━━━━━ Recorded information ━━━━━
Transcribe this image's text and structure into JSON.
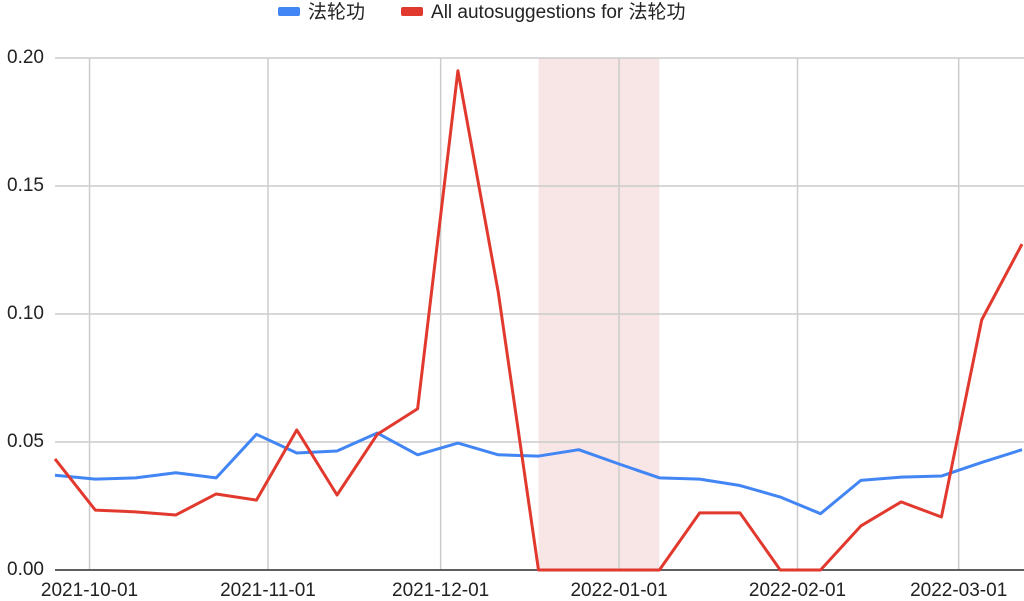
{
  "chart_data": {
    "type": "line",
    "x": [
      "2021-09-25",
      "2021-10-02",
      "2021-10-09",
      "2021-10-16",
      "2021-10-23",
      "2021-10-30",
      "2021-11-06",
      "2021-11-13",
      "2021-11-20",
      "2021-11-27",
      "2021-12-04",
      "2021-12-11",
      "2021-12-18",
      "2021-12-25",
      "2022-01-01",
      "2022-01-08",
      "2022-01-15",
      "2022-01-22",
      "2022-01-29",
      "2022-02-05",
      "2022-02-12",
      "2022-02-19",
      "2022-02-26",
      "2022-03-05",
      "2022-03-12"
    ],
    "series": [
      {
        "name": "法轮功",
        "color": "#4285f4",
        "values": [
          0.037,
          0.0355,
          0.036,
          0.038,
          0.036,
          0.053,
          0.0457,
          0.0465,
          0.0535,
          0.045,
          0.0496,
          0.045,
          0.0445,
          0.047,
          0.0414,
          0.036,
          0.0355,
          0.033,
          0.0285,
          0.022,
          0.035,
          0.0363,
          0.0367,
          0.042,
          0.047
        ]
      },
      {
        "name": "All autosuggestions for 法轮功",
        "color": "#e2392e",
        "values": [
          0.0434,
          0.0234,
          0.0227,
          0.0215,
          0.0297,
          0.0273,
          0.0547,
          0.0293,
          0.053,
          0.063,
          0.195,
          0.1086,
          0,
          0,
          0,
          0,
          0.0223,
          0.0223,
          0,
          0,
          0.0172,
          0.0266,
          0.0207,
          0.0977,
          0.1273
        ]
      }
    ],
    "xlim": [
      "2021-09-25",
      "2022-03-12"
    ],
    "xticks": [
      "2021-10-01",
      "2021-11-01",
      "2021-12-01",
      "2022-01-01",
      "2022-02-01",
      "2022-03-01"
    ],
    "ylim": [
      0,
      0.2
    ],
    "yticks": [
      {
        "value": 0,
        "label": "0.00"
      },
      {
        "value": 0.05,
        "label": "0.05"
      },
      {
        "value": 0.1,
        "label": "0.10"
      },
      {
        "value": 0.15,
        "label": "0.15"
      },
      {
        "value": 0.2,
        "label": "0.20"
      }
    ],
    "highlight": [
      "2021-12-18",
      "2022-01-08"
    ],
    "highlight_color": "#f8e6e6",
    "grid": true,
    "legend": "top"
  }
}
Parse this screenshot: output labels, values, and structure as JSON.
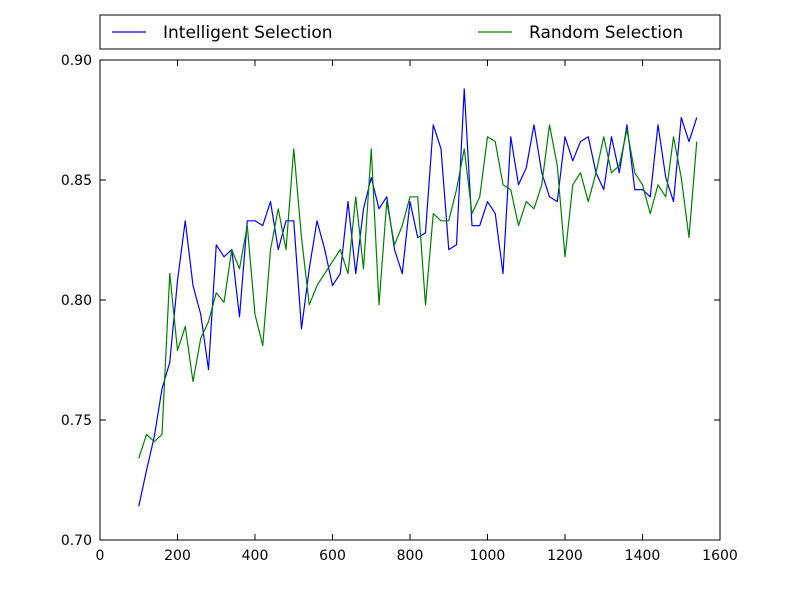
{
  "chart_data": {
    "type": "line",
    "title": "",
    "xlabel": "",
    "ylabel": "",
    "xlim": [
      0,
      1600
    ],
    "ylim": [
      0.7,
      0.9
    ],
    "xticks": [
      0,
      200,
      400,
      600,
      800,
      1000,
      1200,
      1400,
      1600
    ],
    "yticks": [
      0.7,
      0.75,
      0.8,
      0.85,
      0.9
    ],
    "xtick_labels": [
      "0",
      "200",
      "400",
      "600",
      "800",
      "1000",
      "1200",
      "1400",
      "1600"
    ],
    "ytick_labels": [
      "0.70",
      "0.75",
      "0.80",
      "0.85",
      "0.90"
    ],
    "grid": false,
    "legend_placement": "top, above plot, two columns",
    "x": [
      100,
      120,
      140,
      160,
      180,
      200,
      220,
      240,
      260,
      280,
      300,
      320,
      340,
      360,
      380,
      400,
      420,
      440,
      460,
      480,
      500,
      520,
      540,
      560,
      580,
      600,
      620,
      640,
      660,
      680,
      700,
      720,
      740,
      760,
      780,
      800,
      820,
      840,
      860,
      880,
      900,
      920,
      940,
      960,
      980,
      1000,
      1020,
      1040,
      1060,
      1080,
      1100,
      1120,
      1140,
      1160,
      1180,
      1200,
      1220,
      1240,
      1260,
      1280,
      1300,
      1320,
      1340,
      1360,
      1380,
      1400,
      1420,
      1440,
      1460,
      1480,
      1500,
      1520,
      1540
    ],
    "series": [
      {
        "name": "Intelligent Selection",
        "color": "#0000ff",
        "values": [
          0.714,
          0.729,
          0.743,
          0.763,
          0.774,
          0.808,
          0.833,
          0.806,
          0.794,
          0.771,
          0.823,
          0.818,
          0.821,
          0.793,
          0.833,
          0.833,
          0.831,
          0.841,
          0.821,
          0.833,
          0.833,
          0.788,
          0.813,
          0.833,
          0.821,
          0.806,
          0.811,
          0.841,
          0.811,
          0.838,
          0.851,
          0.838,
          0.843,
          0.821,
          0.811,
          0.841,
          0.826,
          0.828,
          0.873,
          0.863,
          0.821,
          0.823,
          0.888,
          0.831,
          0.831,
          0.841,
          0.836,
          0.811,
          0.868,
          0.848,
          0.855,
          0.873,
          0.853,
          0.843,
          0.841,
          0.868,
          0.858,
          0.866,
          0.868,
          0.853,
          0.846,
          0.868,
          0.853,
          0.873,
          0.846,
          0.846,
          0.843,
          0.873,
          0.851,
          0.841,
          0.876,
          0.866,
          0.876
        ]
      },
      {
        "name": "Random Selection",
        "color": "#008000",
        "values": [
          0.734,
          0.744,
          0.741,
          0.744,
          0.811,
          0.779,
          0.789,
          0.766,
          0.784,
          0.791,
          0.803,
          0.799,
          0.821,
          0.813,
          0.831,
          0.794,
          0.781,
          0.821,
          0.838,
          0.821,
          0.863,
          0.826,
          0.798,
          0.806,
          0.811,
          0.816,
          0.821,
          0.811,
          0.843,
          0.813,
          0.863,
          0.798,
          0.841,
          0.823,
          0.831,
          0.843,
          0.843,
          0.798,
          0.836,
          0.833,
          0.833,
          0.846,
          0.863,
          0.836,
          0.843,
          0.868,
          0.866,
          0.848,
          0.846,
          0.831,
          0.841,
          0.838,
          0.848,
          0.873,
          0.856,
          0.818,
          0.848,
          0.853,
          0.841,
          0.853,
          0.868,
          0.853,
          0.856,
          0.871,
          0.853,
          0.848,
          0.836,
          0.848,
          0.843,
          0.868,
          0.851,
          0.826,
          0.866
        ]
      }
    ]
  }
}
━━━━━
### Directions
From the entries, report each line that includes the word "name".

### Finished task
        "name": "法轮功",
        "name": "All autosuggestions for 法轮功",
        "name": "Intelligent Selection",
        "name": "Random Selection",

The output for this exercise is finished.